# Problem description:
Copy out each line that mentions the word "Manager".

━━━━━ Dataset records

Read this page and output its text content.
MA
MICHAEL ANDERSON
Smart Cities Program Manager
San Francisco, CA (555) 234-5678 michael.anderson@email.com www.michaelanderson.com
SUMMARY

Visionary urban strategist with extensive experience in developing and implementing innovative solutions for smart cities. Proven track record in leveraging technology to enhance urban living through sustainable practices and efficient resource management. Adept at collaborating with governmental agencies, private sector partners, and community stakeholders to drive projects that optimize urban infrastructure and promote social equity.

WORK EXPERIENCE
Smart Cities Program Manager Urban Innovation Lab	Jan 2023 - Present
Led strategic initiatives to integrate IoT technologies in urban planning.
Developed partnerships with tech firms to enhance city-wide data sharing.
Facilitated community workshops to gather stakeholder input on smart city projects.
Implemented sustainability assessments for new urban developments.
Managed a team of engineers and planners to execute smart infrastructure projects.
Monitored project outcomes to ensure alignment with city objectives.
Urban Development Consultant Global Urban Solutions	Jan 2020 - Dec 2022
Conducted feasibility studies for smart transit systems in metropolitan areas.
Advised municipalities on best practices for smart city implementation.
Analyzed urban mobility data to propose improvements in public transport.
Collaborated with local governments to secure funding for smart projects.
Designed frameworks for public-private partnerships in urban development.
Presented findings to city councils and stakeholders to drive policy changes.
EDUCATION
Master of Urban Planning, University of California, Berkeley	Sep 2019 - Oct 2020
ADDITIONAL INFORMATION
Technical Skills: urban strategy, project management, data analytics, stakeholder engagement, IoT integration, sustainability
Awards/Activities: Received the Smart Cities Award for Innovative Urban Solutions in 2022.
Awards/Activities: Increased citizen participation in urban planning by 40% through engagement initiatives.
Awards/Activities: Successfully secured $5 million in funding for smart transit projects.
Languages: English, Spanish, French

━━━━━━━━━━

# Worked answer:
Smart Cities Program Manager
Smart Cities Program Manager Urban Innovation Lab	Jan 2023 - Present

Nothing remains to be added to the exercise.